Problem >>
Locate the string "Choosing" in the listing below. Copy every line where it is found.

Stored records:
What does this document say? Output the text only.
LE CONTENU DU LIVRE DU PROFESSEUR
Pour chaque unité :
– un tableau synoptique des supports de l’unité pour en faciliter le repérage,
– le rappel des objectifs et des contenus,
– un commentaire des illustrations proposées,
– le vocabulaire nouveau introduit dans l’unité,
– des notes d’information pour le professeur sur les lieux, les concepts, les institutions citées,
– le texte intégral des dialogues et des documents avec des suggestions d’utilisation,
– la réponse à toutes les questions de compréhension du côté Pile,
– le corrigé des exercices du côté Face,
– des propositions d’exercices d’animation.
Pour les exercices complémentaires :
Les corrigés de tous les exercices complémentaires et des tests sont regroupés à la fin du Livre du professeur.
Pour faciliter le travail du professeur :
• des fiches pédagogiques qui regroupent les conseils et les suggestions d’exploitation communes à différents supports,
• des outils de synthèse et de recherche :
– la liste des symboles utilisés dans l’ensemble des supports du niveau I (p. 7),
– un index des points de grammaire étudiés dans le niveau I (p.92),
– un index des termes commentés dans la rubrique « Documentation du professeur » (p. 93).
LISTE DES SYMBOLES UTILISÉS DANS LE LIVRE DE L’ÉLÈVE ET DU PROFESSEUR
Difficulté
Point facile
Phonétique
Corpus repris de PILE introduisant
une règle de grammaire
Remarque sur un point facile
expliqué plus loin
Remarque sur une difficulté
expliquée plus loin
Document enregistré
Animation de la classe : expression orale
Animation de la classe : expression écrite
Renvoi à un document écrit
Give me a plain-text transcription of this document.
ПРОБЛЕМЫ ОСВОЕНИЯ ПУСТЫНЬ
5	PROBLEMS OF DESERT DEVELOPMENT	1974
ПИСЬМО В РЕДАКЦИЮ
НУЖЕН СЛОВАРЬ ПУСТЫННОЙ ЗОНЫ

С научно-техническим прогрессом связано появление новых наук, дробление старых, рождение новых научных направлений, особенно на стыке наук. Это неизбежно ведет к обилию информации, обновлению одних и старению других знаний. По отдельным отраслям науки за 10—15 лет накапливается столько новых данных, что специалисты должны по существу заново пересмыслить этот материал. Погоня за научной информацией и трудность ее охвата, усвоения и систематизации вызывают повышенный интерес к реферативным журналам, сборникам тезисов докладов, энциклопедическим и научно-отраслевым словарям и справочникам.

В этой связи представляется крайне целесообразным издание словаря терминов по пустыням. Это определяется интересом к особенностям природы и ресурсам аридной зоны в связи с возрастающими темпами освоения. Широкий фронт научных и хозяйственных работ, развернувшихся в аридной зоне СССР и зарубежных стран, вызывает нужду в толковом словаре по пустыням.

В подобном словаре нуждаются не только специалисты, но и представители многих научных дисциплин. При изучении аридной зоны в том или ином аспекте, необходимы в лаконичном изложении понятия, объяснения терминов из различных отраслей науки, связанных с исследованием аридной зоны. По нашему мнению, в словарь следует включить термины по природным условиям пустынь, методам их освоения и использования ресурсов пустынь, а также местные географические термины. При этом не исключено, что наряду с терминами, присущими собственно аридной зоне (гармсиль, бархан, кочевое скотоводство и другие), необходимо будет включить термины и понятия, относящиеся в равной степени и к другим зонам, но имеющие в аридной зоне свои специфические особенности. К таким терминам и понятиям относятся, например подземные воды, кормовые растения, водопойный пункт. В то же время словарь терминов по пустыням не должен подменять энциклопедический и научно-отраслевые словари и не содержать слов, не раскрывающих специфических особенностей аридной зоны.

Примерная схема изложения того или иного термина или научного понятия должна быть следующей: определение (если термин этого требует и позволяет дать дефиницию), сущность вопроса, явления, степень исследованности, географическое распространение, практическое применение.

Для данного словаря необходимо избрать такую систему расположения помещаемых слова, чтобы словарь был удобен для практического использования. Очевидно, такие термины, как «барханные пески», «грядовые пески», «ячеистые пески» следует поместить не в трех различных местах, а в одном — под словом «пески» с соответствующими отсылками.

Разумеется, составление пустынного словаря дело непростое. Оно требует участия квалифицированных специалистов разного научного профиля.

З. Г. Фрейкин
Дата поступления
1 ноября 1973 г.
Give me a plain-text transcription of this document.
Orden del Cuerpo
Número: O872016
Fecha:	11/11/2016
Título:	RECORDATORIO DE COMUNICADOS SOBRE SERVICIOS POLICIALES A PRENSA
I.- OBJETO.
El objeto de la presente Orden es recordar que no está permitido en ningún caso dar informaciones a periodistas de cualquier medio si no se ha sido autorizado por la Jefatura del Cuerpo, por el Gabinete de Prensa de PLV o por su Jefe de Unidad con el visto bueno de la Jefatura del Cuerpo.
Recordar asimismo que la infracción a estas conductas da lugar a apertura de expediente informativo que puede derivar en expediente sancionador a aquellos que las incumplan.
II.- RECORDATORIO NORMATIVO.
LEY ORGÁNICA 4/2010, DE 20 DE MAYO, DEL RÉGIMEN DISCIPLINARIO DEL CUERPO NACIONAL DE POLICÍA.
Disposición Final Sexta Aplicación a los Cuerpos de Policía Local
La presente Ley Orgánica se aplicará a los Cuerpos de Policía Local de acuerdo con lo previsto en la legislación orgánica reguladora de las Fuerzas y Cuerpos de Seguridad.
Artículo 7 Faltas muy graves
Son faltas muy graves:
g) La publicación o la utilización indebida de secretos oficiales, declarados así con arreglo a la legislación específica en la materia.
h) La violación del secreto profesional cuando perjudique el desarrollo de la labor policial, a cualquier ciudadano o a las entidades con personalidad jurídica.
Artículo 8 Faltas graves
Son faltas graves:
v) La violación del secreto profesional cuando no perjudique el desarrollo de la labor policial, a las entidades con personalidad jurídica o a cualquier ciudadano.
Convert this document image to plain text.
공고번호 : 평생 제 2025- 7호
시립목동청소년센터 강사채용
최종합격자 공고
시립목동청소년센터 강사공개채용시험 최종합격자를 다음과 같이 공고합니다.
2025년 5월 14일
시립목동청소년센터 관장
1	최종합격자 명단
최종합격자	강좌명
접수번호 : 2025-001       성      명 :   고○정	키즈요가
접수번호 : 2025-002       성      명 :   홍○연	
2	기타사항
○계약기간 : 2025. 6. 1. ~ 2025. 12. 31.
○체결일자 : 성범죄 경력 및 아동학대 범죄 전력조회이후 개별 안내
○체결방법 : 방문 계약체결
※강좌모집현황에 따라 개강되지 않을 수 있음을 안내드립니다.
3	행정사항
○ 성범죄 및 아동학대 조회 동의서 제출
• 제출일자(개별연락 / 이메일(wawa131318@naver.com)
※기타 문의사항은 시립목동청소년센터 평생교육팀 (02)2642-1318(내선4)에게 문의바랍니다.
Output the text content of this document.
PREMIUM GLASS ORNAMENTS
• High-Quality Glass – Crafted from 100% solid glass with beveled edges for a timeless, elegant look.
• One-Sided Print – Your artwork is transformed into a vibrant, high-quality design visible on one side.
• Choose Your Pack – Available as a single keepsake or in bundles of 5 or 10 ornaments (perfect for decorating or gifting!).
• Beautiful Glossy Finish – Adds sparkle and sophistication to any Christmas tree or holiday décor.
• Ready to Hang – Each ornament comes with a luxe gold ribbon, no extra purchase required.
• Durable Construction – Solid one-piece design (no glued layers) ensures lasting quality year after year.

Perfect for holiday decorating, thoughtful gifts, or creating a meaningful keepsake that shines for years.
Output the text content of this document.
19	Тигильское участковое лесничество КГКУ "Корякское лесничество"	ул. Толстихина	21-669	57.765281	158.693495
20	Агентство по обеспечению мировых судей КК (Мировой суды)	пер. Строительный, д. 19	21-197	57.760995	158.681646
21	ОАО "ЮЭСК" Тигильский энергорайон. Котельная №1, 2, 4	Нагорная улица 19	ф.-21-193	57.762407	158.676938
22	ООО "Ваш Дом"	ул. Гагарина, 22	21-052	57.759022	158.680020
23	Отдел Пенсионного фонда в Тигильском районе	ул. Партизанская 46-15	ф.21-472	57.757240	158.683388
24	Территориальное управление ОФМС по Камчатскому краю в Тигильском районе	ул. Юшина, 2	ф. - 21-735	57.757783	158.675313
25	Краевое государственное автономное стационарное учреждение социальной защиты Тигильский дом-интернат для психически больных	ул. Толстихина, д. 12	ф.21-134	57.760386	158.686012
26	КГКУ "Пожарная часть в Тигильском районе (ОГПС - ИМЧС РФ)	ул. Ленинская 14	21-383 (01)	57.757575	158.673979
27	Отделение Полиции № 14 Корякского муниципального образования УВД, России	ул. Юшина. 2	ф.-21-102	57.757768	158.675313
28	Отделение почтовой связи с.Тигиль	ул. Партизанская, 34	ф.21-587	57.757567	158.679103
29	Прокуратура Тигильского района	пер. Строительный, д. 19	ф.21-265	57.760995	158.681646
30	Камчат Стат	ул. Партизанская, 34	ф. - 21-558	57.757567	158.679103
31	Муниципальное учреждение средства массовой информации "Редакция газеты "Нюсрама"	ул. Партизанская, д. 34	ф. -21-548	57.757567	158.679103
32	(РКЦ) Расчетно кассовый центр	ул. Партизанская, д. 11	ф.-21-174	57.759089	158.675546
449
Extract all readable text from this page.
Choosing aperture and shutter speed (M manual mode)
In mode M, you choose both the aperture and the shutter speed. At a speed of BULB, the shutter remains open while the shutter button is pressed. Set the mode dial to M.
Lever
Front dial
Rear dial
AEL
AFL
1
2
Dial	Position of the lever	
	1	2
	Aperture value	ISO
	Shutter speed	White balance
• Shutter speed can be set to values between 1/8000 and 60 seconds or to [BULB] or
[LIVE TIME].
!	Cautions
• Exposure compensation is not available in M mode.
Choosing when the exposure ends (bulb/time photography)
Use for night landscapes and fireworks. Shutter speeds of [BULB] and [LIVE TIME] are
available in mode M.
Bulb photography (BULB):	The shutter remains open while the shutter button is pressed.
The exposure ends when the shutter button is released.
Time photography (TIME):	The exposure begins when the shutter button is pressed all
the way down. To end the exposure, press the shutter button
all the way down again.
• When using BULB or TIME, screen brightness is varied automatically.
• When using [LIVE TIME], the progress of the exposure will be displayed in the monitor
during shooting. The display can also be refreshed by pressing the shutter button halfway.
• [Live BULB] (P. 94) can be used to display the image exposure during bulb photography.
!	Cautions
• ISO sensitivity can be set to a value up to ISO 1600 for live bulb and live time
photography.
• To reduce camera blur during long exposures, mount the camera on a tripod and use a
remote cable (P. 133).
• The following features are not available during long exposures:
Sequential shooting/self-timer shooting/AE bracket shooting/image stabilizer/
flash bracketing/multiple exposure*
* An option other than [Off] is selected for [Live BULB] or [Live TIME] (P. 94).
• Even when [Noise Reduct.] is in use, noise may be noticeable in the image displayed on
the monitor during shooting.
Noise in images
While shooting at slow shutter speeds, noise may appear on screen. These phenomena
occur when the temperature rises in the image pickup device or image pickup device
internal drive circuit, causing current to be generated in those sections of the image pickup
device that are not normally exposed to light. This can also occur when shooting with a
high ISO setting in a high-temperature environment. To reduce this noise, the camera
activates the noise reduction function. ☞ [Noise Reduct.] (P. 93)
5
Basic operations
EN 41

Response below >>
Choosing aperture and shutter speed (M manual mode)
Choosing when the exposure ends (bulb/time photography)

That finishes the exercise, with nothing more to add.